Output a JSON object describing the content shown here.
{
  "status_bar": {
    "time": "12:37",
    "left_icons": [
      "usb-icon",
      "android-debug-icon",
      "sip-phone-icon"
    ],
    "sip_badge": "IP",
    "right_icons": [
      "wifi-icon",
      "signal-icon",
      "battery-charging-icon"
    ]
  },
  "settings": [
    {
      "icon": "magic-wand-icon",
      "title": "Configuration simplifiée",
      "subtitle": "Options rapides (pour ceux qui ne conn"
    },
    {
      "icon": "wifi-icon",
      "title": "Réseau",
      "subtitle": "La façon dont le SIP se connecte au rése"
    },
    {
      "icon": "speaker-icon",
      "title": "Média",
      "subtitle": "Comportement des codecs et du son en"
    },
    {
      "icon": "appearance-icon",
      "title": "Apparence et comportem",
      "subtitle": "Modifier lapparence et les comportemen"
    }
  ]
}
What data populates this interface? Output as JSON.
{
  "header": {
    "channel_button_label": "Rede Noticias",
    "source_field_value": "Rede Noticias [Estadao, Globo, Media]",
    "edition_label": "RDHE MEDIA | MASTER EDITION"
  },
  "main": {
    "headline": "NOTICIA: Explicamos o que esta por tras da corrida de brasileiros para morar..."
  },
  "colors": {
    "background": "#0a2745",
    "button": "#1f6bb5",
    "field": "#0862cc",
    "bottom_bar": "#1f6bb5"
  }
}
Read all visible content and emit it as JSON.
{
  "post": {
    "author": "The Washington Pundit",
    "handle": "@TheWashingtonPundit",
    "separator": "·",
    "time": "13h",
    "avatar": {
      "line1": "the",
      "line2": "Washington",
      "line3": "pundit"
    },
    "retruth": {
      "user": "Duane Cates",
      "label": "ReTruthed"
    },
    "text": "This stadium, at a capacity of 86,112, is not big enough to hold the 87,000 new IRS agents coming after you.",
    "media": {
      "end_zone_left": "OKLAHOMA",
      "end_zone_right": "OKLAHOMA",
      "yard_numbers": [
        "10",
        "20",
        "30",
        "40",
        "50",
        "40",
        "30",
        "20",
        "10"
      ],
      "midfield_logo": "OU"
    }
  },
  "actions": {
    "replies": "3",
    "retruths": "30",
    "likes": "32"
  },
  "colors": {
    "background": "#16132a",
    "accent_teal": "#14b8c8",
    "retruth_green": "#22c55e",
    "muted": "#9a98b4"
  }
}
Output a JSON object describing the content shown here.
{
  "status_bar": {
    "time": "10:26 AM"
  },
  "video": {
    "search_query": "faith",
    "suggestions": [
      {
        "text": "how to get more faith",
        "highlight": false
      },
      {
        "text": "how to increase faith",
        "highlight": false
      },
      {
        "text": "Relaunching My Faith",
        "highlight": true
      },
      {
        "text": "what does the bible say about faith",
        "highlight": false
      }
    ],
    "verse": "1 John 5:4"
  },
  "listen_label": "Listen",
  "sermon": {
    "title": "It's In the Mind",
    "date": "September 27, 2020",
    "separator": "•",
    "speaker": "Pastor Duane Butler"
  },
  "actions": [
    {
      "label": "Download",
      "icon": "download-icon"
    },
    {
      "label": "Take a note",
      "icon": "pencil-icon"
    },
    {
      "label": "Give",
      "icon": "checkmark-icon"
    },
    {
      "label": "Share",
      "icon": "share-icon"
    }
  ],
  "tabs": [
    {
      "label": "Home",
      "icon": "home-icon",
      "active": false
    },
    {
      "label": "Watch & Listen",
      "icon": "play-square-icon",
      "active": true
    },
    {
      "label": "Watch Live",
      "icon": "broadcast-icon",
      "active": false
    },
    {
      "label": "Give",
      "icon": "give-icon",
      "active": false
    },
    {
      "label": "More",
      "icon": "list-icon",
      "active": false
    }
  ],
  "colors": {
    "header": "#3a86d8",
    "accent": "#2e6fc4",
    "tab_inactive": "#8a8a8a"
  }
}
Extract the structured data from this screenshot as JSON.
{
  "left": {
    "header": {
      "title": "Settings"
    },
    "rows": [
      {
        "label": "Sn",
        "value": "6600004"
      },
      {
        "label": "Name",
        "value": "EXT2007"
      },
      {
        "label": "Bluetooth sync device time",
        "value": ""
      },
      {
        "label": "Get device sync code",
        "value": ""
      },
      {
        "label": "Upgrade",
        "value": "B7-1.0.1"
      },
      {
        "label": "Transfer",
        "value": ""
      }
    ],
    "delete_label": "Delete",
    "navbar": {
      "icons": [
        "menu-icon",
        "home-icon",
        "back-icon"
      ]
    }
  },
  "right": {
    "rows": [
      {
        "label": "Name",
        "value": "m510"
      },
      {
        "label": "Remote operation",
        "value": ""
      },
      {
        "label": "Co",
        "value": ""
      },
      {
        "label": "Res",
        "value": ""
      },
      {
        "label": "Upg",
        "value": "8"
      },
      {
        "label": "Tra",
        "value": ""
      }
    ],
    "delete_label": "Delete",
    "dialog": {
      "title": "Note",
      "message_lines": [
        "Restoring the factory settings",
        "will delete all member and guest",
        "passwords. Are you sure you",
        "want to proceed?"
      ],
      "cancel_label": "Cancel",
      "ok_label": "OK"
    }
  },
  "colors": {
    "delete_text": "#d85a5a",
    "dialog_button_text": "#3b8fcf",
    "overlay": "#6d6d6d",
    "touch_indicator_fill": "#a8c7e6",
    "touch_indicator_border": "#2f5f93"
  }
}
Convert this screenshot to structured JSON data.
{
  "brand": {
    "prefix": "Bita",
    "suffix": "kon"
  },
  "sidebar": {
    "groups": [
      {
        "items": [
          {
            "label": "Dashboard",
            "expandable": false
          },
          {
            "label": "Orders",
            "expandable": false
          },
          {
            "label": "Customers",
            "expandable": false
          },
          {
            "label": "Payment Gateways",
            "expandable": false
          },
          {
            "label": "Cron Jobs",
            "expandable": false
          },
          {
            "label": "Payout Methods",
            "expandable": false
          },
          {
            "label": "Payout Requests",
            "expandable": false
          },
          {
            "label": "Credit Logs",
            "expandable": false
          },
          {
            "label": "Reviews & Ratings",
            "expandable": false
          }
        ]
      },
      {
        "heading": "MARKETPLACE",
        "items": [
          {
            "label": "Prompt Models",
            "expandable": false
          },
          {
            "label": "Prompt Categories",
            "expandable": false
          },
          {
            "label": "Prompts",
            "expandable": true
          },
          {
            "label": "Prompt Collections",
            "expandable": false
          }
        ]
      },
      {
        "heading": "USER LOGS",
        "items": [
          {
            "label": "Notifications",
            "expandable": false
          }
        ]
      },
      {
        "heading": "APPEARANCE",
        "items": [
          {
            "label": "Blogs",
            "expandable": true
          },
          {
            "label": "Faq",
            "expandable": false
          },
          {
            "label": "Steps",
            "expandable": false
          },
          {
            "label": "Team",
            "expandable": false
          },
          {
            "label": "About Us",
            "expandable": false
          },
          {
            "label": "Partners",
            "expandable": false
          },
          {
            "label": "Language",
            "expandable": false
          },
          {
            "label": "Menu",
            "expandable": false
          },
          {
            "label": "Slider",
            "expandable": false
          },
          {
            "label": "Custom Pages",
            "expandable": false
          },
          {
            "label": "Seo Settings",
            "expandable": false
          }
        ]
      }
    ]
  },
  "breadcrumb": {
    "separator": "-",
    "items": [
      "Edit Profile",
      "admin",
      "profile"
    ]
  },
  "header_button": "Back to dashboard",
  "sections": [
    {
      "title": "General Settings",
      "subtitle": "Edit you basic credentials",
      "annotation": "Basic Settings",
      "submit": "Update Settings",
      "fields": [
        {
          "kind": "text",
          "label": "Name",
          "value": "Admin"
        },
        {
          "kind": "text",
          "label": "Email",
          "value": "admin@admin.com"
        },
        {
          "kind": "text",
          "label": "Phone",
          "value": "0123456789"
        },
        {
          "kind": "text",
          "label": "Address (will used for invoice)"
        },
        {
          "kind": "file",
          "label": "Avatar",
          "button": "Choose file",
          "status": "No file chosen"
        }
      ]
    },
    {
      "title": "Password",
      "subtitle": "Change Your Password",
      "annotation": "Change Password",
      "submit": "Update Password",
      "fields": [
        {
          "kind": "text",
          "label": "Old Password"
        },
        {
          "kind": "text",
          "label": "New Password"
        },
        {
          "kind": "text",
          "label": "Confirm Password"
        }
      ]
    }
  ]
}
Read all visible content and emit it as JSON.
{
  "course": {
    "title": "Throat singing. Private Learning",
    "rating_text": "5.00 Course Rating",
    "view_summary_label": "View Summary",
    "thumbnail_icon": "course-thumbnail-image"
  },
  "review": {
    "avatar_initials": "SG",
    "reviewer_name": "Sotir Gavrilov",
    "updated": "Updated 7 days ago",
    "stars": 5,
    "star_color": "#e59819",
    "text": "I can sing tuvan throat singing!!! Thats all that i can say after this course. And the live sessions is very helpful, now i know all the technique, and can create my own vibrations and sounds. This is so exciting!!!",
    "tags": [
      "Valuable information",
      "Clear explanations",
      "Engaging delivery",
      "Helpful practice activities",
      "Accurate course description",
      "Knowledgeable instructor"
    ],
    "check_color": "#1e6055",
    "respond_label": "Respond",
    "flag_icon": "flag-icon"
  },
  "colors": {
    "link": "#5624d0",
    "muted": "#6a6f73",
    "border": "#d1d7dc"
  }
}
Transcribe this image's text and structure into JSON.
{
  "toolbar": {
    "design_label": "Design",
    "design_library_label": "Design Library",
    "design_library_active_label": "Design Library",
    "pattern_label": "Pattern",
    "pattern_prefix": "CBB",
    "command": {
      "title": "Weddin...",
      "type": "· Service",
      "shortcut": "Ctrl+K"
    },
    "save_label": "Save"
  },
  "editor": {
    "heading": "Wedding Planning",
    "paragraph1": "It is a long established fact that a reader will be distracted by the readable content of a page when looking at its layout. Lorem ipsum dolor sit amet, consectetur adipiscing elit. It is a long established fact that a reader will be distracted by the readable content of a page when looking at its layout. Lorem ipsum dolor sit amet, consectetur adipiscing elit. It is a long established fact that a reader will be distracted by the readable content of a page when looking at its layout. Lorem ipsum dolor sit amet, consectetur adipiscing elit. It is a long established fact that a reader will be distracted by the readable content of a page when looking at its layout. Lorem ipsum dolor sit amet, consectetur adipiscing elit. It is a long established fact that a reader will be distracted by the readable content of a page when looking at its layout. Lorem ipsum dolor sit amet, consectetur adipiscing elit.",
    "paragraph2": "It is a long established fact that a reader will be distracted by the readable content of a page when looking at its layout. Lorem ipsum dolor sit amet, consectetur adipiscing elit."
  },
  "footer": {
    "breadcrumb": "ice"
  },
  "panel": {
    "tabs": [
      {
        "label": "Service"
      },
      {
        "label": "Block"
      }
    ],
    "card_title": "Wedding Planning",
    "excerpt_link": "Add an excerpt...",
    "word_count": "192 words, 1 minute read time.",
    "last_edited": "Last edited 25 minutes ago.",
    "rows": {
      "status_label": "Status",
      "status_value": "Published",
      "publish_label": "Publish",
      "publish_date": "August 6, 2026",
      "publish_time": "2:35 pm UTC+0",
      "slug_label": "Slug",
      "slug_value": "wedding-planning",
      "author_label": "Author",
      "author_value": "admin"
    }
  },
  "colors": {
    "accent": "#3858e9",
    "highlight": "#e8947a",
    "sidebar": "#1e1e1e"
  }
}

-*-*-

• **Aim of the exercise**
Find every line above that contains the word "looking", and return each one.

• **Solution to this exercise**
    "paragraph1": "It is a long established fact that a reader will be distracted by the readable content of a page when looking at its layout. Lorem ipsum dolor sit amet, consectetur adipiscing elit. It is a long established fact that a reader will be distracted by the readable content of a page when looking at its layout. Lorem ipsum dolor sit amet, consectetur adipiscing elit. It is a long established fact that a reader will be distracted by the readable content of a page when looking at its layout. Lorem ipsum dolor sit amet, consectetur adipiscing elit. It is a long established fact that a reader will be distracted by the readable content of a page when looking at its layout. Lorem ipsum dolor sit amet, consectetur adipiscing elit. It is a long established fact that a reader will be distracted by the readable content of a page when looking at its layout. Lorem ipsum dolor sit amet, consectetur adipiscing elit.",
    "paragraph2": "It is a long established fact that a reader will be distracted by the readable content of a page when looking at its layout. Lorem ipsum dolor sit amet, consectetur adipiscing elit."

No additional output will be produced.